#### [RECORDS SHOWN]
━━━

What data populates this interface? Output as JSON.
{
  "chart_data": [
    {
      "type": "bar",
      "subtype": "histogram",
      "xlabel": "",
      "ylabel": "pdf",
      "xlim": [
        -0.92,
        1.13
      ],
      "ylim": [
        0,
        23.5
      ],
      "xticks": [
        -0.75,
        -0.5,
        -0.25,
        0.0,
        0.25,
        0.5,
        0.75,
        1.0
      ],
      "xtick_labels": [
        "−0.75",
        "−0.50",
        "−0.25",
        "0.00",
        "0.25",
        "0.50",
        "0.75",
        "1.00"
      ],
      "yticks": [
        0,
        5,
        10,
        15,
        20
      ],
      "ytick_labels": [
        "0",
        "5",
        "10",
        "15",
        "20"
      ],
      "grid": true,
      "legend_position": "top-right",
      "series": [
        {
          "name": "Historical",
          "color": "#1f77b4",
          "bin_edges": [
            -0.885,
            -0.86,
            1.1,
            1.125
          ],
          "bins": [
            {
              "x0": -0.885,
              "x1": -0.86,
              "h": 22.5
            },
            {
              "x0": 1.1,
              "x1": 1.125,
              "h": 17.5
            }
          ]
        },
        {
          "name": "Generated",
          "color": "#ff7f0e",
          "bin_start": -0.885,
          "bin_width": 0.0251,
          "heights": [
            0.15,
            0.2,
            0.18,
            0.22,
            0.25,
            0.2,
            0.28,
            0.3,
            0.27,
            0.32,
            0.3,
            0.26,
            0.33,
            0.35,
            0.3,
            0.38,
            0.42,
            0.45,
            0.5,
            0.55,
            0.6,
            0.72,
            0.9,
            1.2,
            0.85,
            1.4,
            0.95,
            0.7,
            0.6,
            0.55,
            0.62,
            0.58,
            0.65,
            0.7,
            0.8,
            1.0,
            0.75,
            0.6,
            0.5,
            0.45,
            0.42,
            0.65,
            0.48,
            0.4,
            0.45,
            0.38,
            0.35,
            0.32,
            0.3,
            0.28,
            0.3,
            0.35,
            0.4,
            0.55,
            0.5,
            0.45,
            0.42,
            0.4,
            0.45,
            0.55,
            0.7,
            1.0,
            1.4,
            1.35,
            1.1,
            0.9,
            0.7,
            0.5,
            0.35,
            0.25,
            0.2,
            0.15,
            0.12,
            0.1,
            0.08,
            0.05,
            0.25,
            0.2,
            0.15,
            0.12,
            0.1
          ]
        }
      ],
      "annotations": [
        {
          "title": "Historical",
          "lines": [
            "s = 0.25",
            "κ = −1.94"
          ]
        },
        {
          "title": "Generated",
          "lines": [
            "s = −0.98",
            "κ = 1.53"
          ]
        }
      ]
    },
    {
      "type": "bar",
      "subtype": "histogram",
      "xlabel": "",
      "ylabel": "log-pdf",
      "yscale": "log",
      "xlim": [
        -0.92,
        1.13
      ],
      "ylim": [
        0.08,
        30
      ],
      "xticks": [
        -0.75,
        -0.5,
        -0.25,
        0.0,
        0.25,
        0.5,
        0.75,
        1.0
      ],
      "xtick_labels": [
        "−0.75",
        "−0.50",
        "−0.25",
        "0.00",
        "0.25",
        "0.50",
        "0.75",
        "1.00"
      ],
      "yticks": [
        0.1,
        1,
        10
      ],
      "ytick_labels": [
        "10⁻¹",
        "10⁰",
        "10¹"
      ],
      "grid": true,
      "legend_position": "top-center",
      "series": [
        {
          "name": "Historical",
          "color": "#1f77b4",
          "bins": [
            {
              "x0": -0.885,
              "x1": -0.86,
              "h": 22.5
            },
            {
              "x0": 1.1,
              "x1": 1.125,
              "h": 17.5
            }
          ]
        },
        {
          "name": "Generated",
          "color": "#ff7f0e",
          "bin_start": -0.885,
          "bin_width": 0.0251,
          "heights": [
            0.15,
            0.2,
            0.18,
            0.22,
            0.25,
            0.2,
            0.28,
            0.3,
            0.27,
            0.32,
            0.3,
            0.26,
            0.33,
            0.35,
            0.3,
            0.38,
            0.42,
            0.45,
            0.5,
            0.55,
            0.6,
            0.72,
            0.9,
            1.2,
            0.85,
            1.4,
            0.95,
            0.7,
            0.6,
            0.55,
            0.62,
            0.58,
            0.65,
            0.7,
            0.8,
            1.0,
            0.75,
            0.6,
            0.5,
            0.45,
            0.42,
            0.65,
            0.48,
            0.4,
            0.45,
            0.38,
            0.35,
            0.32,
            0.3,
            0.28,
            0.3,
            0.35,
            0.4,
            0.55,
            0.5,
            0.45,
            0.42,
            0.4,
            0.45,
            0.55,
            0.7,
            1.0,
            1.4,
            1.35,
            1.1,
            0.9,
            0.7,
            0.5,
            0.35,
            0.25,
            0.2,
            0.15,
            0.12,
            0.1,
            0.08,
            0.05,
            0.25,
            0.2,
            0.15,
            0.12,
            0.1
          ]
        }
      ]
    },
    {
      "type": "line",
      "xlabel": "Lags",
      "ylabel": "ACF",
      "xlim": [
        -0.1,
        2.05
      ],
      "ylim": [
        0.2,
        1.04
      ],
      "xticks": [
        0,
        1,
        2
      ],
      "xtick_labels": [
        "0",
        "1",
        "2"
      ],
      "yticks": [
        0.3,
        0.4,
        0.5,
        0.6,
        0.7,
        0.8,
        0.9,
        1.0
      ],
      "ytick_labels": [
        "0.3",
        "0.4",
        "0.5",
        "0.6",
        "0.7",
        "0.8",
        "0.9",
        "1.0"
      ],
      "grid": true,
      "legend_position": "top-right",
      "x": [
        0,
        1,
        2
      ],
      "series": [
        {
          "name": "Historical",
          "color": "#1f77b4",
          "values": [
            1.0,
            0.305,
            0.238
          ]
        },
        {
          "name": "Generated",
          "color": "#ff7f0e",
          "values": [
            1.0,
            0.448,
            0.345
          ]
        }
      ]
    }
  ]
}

━━━

#### [DIRECTIONS]
Copy all of the material word for word.

#### [CORRECT RESULT]
What data populates this interface? Output as JSON.
{
  "chart_data": [
    {
      "type": "bar",
      "subtype": "histogram",
      "xlabel": "",
      "ylabel": "pdf",
      "xlim": [
        -0.92,
        1.13
      ],
      "ylim": [
        0,
        23.5
      ],
      "xticks": [
        -0.75,
        -0.5,
        -0.25,
        0.0,
        0.25,
        0.5,
        0.75,
        1.0
      ],
      "xtick_labels": [
        "−0.75",
        "−0.50",
        "−0.25",
        "0.00",
        "0.25",
        "0.50",
        "0.75",
        "1.00"
      ],
      "yticks": [
        0,
        5,
        10,
        15,
        20
      ],
      "ytick_labels": [
        "0",
        "5",
        "10",
        "15",
        "20"
      ],
      "grid": true,
      "legend_position": "top-right",
      "series": [
        {
          "name": "Historical",
          "color": "#1f77b4",
          "bin_edges": [
            -0.885,
            -0.86,
            1.1,
            1.125
          ],
          "bins": [
            {
              "x0": -0.885,
              "x1": -0.86,
              "h": 22.5
            },
            {
              "x0": 1.1,
              "x1": 1.125,
              "h": 17.5
            }
          ]
        },
        {
          "name": "Generated",
          "color": "#ff7f0e",
          "bin_start": -0.885,
          "bin_width": 0.0251,
          "heights": [
            0.15,
            0.2,
            0.18,
            0.22,
            0.25,
            0.2,
            0.28,
            0.3,
            0.27,
            0.32,
            0.3,
            0.26,
            0.33,
            0.35,
            0.3,
            0.38,
            0.42,
            0.45,
            0.5,
            0.55,
            0.6,
            0.72,
            0.9,
            1.2,
            0.85,
            1.4,
            0.95,
            0.7,
            0.6,
            0.55,
            0.62,
            0.58,
            0.65,
            0.7,
            0.8,
            1.0,
            0.75,
            0.6,
            0.5,
            0.45,
            0.42,
            0.65,
            0.48,
            0.4,
            0.45,
            0.38,
            0.35,
            0.32,
            0.3,
            0.28,
            0.3,
            0.35,
            0.4,
            0.55,
            0.5,
            0.45,
            0.42,
            0.4,
            0.45,
            0.55,
            0.7,
            1.0,
            1.4,
            1.35,
            1.1,
            0.9,
            0.7,
            0.5,
            0.35,
            0.25,
            0.2,
            0.15,
            0.12,
            0.1,
            0.08,
            0.05,
            0.25,
            0.2,
            0.15,
            0.12,
            0.1
          ]
        }
      ],
      "annotations": [
        {
          "title": "Historical",
          "lines": [
            "s = 0.25",
            "κ = −1.94"
          ]
        },
        {
          "title": "Generated",
          "lines": [
            "s = −0.98",
            "κ = 1.53"
          ]
        }
      ]
    },
    {
      "type": "bar",
      "subtype": "histogram",
      "xlabel": "",
      "ylabel": "log-pdf",
      "yscale": "log",
      "xlim": [
        -0.92,
        1.13
      ],
      "ylim": [
        0.08,
        30
      ],
      "xticks": [
        -0.75,
        -0.5,
        -0.25,
        0.0,
        0.25,
        0.5,
        0.75,
        1.0
      ],
      "xtick_labels": [
        "−0.75",
        "−0.50",
        "−0.25",
        "0.00",
        "0.25",
        "0.50",
        "0.75",
        "1.00"
      ],
      "yticks": [
        0.1,
        1,
        10
      ],
      "ytick_labels": [
        "10⁻¹",
        "10⁰",
        "10¹"
      ],
      "grid": true,
      "legend_position": "top-center",
      "series": [
        {
          "name": "Historical",
          "color": "#1f77b4",
          "bins": [
            {
              "x0": -0.885,
              "x1": -0.86,
              "h": 22.5
            },
            {
              "x0": 1.1,
              "x1": 1.125,
              "h": 17.5
            }
          ]
        },
        {
          "name": "Generated",
          "color": "#ff7f0e",
          "bin_start": -0.885,
          "bin_width": 0.0251,
          "heights": [
            0.15,
            0.2,
            0.18,
            0.22,
            0.25,
            0.2,
            0.28,
            0.3,
            0.27,
            0.32,
            0.3,
            0.26,
            0.33,
            0.35,
            0.3,
            0.38,
            0.42,
            0.45,
            0.5,
            0.55,
            0.6,
            0.72,
            0.9,
            1.2,
            0.85,
            1.4,
            0.95,
            0.7,
            0.6,
            0.55,
            0.62,
            0.58,
            0.65,
            0.7,
            0.8,
            1.0,
            0.75,
            0.6,
            0.5,
            0.45,
            0.42,
            0.65,
            0.48,
            0.4,
            0.45,
            0.38,
            0.35,
            0.32,
            0.3,
            0.28,
            0.3,
            0.35,
            0.4,
            0.55,
            0.5,
            0.45,
            0.42,
            0.4,
            0.45,
            0.55,
            0.7,
            1.0,
            1.4,
            1.35,
            1.1,
            0.9,
            0.7,
            0.5,
            0.35,
            0.25,
            0.2,
            0.15,
            0.12,
            0.1,
            0.08,
            0.05,
            0.25,
            0.2,
            0.15,
            0.12,
            0.1
          ]
        }
      ]
    },
    {
      "type": "line",
      "xlabel": "Lags",
      "ylabel": "ACF",
      "xlim": [
        -0.1,
        2.05
      ],
      "ylim": [
        0.2,
        1.04
      ],
      "xticks": [
        0,
        1,
        2
      ],
      "xtick_labels": [
        "0",
        "1",
        "2"
      ],
      "yticks": [
        0.3,
        0.4,
        0.5,
        0.6,
        0.7,
        0.8,
        0.9,
        1.0
      ],
      "ytick_labels": [
        "0.3",
        "0.4",
        "0.5",
        "0.6",
        "0.7",
        "0.8",
        "0.9",
        "1.0"
      ],
      "grid": true,
      "legend_position": "top-right",
      "x": [
        0,
        1,
        2
      ],
      "series": [
        {
          "name": "Historical",
          "color": "#1f77b4",
          "values": [
            1.0,
            0.305,
            0.238
          ]
        },
        {
          "name": "Generated",
          "color": "#ff7f0e",
          "values": [
            1.0,
            0.448,
            0.345
          ]
        }
      ]
    }
  ]
}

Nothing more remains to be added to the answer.